─── TEXT BLOCK ───
Correction factor reveals uniform levels of mitochondrial DNA in human blastocysts irrespective of ploidy, age, or implantation potential

Abstract

To develop a mathematical formula resulting in an accurate determination of mitochondrial DNA (mtDNA) levels in human blastocysts substratified by ploidy, age, and implantation potential. Retrospective analysis of mtDNA content in human blastocysts used in preimplantation genetic diagnosis for IVF selection. 833 embryos derived from 181 patients were tested for mtDNA content by next generation sequencing (NGS), and 150 embryos derived from 96 patients were tested by quantitative polymerase chain reaction (qPCR). For each embryo, the level of mtDNA was determined from a trophectoderm biopsy by whole genome amplification followed by NGS and/or qPCR. The value was subjected to mathematical analysis tailored to the genomic DNA composition of said embryo. Grouped values were compared by Welch’s two-tailed upaired t-test. On average our quantitation method changed the conventionally determined mtDNA level of a given embryo via NGS by 1.35% +/-1.58%, with changes ranging up to 17.42%, and via qPCR by 1.33% +/-8.08%, with changes ranging up to 50.00%. Levels of mtDNA in euploid and aneuploid embryos showed a statistically insignificant difference of P=0.102 by NGS (euploid N=494, aneuploid N=339) and P=0.642 by qPCR (euploid N=100, aneuploid N=50). Blastocysts derived from younger or older patients had comparable mtDNA values, with P=0.293 by NGS (20-37 age group N=559, 38-46 age group N=274) and P=0.101 by qPCR (20-37 age group N=92, 38-46 age group N=58). Blastocysts that upon transfer resulted in implantation did not contain significantly different mtDNA levels compared to blastocysts that failed to implant, with P=0.813 by NGS (implanted N=51, non-implanted N=69) and P=0.103 by qPCR (implanted N=49, non-implanted N=51). We recommend the implementation of our correction factor to all laboratories evaluating mtDNA levels in their embryos by NGS or qPCR. Applied to our in-house data, our quantitation method reveals that overall levels of mtDNA are largely equal between human blastocysts regardless of embryo ploidy, age, or implantation potential.
───
DESCRIPTION OF THE TASK -> For each statement, answer yes or no to whether it agrees with the abstract on mitochondrial DNA in blastocysts, and quote the words from the abstract that decide it. 1. The NGS testing covered 833 embryos from 181 patients. 2. Euploid embryos held significantly more mtDNA than aneuploid embryos. 3. With qPCR, the correction method changed an embryo's mtDNA level by at most 17.42%. The material that comes next is separate from the abstract on mitochondrial DNA in blastocysts.
─── DATA UNDER STUDY ───
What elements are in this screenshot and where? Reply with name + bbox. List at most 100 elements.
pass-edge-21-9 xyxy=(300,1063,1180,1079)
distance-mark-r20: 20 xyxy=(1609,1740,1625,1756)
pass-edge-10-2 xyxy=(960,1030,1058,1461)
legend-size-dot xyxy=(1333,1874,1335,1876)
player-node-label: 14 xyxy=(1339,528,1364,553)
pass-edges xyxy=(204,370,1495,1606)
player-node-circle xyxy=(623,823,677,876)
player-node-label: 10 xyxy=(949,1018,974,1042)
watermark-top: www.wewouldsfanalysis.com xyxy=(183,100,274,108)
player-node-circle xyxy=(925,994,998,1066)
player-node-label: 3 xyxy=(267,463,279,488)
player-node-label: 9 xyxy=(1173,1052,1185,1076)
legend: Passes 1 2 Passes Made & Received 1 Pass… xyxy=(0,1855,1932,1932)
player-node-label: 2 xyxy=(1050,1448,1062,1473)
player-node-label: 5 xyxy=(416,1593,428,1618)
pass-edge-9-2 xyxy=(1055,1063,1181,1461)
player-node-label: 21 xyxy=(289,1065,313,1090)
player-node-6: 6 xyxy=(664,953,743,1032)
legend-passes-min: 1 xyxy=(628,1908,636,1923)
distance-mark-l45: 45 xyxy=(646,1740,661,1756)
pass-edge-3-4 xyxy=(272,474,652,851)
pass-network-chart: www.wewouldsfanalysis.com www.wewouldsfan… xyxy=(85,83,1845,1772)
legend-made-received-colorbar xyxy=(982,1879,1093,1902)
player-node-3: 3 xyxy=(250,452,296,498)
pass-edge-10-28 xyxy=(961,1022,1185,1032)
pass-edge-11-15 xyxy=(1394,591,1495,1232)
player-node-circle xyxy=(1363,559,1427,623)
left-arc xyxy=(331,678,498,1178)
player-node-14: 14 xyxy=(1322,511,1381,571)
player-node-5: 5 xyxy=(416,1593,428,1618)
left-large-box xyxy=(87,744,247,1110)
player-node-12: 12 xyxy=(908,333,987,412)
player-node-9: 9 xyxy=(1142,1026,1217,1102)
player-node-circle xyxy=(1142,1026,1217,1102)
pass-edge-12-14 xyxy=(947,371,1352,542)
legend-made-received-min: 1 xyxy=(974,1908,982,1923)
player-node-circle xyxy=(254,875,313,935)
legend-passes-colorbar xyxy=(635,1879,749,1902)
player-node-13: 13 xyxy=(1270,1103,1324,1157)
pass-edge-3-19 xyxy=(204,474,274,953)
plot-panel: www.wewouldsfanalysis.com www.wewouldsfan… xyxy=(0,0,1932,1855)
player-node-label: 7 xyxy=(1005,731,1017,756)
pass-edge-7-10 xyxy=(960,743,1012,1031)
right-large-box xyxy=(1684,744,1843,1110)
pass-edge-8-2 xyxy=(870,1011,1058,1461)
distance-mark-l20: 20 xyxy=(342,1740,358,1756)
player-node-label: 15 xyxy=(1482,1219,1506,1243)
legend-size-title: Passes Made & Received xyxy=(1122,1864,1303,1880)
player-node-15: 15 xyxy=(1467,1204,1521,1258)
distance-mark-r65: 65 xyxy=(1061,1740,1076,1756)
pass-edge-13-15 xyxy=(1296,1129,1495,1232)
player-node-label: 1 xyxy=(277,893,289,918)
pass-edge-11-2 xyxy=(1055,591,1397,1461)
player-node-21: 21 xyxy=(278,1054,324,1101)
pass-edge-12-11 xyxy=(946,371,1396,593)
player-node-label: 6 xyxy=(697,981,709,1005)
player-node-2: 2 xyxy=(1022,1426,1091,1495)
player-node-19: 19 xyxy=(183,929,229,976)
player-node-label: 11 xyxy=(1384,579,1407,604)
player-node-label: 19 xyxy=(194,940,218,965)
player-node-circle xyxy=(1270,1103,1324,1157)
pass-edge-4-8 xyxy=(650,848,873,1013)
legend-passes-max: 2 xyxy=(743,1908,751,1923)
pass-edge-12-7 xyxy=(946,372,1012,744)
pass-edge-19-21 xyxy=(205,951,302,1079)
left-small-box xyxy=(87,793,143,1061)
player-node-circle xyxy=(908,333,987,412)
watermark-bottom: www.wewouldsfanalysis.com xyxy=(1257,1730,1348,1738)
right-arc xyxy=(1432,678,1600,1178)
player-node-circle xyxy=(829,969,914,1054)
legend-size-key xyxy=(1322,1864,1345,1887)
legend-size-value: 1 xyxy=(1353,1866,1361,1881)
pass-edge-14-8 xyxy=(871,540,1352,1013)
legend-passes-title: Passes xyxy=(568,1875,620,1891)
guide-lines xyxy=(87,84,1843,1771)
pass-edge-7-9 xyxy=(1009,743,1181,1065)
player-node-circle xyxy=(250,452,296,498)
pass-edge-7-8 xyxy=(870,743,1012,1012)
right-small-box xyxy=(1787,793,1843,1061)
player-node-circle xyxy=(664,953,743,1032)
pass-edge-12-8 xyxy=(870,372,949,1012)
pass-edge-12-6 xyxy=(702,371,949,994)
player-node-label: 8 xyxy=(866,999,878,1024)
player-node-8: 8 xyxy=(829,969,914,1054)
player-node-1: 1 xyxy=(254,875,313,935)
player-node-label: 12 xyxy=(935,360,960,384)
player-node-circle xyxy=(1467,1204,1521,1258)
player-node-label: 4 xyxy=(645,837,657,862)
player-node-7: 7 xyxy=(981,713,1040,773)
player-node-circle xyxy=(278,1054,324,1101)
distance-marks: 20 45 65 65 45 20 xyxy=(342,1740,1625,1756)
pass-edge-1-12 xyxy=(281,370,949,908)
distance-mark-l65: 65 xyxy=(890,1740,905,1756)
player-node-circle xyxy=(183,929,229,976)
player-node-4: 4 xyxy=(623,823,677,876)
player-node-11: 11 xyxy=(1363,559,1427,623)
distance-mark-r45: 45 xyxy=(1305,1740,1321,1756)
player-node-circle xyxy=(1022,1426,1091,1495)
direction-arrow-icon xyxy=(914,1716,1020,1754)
───
PROBLEM SOLUTION ->
1. Yes: "833 embryos derived from 181 patients were tested for mtDNA content by next generation sequencing (NGS)"
2. No: "Levels of mtDNA in euploid and aneuploid embryos showed a statistically insignificant difference"
3. No: "via qPCR by 1.33% +/-8.08%, with changes ranging up to 50.00%"